### Your objective
Search the records for "title". Copy every line where it appears.

### Task input
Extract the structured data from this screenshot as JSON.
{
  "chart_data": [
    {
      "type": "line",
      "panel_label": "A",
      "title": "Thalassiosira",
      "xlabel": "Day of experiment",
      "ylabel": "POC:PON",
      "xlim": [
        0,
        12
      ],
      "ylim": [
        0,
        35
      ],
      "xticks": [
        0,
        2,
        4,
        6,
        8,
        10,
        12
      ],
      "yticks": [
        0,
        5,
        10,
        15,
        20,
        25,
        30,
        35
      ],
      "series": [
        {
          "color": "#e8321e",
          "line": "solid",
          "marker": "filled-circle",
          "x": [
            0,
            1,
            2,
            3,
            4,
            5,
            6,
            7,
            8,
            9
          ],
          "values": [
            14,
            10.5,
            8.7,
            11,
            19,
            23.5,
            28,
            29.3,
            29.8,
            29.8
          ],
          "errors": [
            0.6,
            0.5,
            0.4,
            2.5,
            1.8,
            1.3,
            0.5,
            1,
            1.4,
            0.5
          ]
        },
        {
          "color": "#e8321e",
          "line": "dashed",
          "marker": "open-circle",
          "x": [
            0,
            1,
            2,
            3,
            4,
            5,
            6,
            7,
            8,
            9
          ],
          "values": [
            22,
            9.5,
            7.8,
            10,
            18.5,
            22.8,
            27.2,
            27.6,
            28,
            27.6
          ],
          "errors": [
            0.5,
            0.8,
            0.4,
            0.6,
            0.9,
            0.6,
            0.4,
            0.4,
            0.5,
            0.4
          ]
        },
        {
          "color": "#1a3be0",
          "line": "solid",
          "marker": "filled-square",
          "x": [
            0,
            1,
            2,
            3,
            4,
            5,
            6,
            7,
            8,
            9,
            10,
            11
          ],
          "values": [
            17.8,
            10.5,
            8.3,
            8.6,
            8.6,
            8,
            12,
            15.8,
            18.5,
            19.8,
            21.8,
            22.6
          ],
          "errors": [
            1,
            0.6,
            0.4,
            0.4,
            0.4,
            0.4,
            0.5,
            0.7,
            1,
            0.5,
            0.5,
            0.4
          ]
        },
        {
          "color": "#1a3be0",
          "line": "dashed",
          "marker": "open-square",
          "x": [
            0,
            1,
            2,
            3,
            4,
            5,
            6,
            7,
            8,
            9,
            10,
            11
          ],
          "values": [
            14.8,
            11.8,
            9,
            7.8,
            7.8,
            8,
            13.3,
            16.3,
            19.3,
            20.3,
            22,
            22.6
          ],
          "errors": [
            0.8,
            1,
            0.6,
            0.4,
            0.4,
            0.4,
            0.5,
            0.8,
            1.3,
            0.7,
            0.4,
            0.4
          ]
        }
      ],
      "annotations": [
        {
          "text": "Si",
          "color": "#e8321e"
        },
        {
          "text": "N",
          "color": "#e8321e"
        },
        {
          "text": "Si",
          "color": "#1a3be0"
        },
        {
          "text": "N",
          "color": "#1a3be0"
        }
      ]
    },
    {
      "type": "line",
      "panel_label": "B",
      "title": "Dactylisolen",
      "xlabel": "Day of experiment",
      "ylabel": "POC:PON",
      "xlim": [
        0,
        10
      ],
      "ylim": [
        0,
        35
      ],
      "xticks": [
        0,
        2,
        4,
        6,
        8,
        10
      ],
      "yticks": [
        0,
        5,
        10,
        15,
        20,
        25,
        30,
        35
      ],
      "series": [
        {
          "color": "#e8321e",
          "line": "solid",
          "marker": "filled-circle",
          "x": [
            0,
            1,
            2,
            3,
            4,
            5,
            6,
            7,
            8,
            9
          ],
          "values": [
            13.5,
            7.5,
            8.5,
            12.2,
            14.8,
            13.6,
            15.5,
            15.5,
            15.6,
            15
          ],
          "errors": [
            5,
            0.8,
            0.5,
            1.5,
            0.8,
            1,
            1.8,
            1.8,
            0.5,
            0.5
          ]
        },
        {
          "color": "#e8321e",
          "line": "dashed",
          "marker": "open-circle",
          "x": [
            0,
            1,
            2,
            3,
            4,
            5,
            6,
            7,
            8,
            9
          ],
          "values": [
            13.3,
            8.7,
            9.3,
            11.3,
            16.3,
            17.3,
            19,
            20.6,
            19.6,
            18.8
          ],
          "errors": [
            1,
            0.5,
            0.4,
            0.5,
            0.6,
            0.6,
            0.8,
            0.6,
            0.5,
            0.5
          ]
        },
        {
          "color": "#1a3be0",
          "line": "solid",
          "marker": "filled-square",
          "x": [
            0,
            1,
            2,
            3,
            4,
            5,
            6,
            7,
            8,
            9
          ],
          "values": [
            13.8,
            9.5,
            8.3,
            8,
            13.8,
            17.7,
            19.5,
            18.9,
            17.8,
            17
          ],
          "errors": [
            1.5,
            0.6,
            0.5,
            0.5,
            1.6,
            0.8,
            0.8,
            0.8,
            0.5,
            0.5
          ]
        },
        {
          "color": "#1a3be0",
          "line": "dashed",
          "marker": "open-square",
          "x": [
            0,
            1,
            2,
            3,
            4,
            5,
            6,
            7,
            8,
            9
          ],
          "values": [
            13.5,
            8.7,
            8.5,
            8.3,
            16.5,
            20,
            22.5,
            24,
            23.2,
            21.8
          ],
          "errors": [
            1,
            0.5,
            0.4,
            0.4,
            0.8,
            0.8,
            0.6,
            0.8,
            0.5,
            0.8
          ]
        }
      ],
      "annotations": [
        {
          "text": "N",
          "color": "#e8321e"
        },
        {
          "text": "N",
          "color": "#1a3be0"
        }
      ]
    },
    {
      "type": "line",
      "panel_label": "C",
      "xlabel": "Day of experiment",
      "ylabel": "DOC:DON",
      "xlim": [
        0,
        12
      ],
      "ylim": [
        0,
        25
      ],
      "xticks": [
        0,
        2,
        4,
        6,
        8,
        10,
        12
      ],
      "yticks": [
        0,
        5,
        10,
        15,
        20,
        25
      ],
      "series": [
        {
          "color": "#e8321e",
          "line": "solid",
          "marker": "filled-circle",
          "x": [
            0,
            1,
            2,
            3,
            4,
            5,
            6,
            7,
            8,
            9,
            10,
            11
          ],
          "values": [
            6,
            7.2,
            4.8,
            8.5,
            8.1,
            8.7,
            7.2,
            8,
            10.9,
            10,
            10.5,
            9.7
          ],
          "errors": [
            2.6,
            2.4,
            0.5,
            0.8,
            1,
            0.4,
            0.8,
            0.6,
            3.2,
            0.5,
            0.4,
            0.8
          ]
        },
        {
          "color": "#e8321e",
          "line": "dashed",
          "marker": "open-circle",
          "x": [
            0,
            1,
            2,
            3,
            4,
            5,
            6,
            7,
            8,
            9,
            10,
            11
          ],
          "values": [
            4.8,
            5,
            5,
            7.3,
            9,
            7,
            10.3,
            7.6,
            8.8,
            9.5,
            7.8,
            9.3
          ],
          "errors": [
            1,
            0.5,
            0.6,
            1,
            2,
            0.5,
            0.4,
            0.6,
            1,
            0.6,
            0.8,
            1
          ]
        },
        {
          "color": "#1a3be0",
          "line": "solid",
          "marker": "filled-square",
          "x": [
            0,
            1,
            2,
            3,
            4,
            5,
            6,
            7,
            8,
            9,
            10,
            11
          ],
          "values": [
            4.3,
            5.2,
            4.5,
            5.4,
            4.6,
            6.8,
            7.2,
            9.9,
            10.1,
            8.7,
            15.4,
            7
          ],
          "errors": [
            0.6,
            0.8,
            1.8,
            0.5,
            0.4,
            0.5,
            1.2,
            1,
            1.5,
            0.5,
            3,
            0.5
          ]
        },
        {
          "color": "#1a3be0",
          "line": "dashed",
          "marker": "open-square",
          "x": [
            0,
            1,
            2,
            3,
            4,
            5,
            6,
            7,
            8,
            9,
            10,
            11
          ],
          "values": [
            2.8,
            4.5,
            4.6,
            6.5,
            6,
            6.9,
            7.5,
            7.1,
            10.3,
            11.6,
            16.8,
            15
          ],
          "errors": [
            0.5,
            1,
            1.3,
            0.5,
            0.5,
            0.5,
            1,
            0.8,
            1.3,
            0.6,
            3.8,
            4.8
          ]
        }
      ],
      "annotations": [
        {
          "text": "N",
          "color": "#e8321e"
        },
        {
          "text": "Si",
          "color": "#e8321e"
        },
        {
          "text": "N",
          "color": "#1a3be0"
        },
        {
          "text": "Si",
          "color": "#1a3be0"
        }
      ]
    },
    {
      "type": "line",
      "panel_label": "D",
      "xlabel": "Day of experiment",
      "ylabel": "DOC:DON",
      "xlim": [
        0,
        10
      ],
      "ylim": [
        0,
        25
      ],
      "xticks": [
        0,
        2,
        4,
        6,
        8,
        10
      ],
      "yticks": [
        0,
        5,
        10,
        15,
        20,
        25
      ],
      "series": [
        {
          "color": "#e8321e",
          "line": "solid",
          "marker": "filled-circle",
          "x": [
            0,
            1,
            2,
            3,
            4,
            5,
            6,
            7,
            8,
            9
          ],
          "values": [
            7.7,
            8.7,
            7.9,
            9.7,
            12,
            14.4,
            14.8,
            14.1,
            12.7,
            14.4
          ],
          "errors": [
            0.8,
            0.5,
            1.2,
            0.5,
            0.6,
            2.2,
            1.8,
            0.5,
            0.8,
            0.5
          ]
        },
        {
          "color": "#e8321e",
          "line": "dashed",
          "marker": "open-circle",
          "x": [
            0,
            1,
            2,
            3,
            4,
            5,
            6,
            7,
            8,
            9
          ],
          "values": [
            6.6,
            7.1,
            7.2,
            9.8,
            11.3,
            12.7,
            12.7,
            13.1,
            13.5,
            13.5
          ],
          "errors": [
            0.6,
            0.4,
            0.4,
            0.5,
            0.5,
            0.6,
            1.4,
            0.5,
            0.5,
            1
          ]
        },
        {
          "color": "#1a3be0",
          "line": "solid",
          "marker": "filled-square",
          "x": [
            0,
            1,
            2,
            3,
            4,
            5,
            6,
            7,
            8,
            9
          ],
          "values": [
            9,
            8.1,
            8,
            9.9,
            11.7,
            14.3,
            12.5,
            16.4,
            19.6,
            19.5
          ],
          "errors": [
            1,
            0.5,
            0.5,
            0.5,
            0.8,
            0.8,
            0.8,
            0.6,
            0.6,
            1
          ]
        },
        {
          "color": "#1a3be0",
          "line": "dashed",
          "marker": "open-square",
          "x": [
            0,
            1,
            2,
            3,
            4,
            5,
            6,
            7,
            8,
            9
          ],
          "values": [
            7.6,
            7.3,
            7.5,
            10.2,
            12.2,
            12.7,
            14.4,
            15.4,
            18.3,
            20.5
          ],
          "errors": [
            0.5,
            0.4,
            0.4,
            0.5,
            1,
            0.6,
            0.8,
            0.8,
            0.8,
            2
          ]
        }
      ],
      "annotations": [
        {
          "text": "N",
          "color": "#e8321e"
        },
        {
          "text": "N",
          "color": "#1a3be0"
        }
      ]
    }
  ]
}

### Result for this task
      "title": "Thalassiosira",
      "title": "Dactylisolen",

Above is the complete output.